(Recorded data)
>> Begin

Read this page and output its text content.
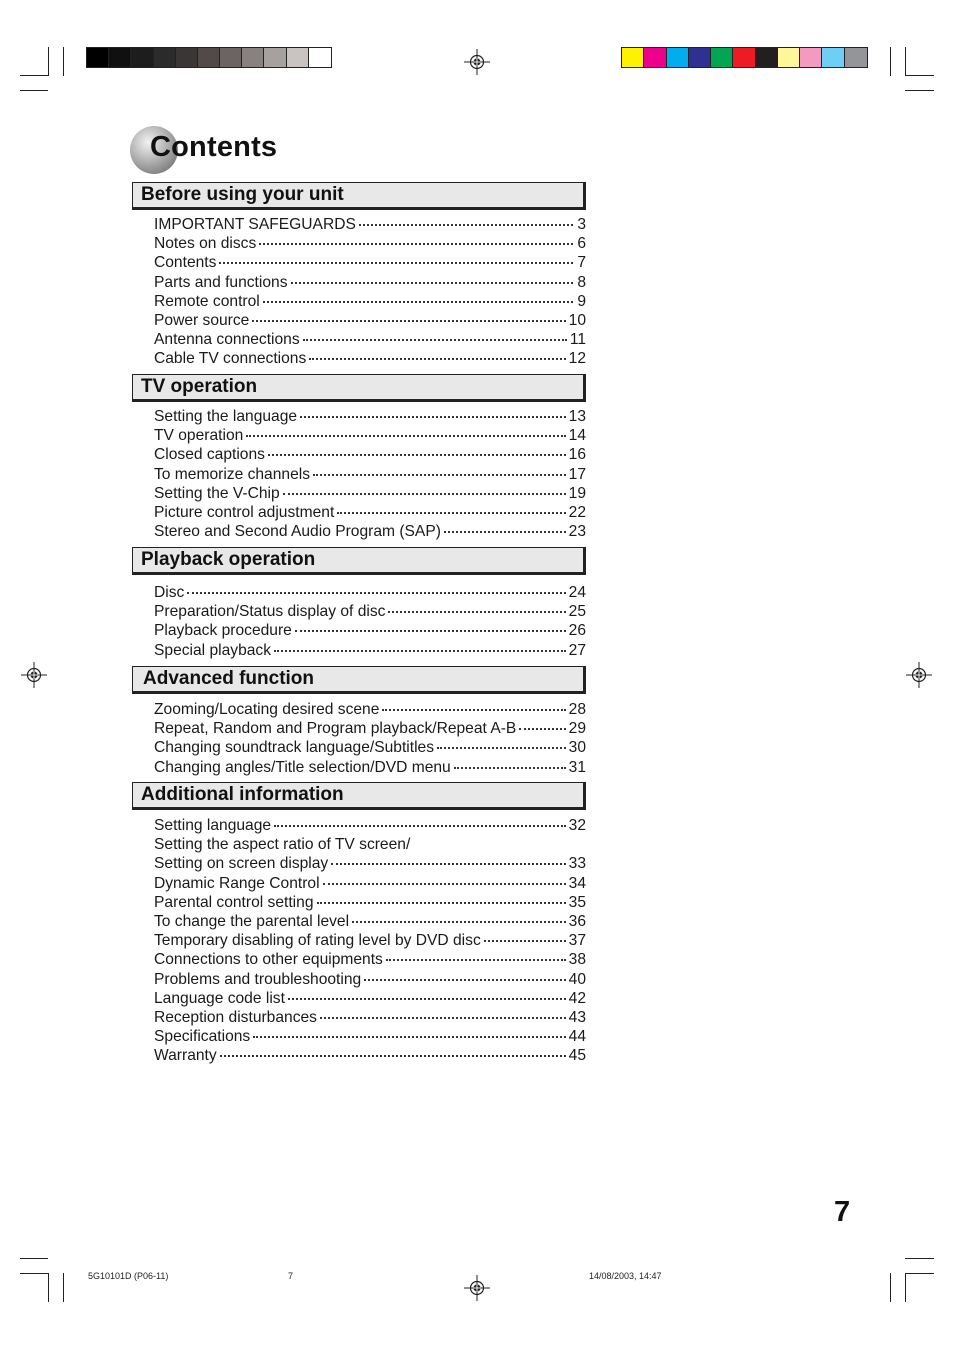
Contents
Before using your unit
IMPORTANT SAFEGUARDS	3
Notes on discs	6
Contents	7
Parts and functions	8
Remote control	9
Power source	10
Antenna connections	11
Cable TV connections	12
TV operation
Setting the language	13
TV operation	14
Closed captions	16
To memorize channels	17
Setting the V-Chip	19
Picture control adjustment	22
Stereo and Second Audio Program (SAP)	23
Playback operation
Disc	24
Preparation/Status display of disc	25
Playback procedure	26
Special playback	27
Advanced function
Zooming/Locating desired scene	28
Repeat, Random and Program playback/Repeat A-B	29
Changing soundtrack language/Subtitles	30
Changing angles/Title selection/DVD menu	31
Additional information
Setting language	32
Setting the aspect ratio of TV screen/
Setting on screen display	33
Dynamic Range Control	34
Parental control setting	35
To change the parental level	36
Temporary disabling of rating level by DVD disc	37
Connections to other equipments	38
Problems and troubleshooting	40
Language code list	42
Reception disturbances	43
Specifications	44
Warranty	45
7
5G10101D (P06-11)	7	14/08/2003, 14:47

>> End

**STATED TASK**: Reproduce the whole listing above word for word, but not its pictures.

**SOLUTION TO THIS TASK**:
Read this page and output its text content.
Contents
Before using your unit
IMPORTANT SAFEGUARDS	3
Notes on discs	6
Contents	7
Parts and functions	8
Remote control	9
Power source	10
Antenna connections	11
Cable TV connections	12
TV operation
Setting the language	13
TV operation	14
Closed captions	16
To memorize channels	17
Setting the V-Chip	19
Picture control adjustment	22
Stereo and Second Audio Program (SAP)	23
Playback operation
Disc	24
Preparation/Status display of disc	25
Playback procedure	26
Special playback	27
Advanced function
Zooming/Locating desired scene	28
Repeat, Random and Program playback/Repeat A-B	29
Changing soundtrack language/Subtitles	30
Changing angles/Title selection/DVD menu	31
Additional information
Setting language	32
Setting the aspect ratio of TV screen/
Setting on screen display	33
Dynamic Range Control	34
Parental control setting	35
To change the parental level	36
Temporary disabling of rating level by DVD disc	37
Connections to other equipments	38
Problems and troubleshooting	40
Language code list	42
Reception disturbances	43
Specifications	44
Warranty	45
7
5G10101D (P06-11)	7	14/08/2003, 14:47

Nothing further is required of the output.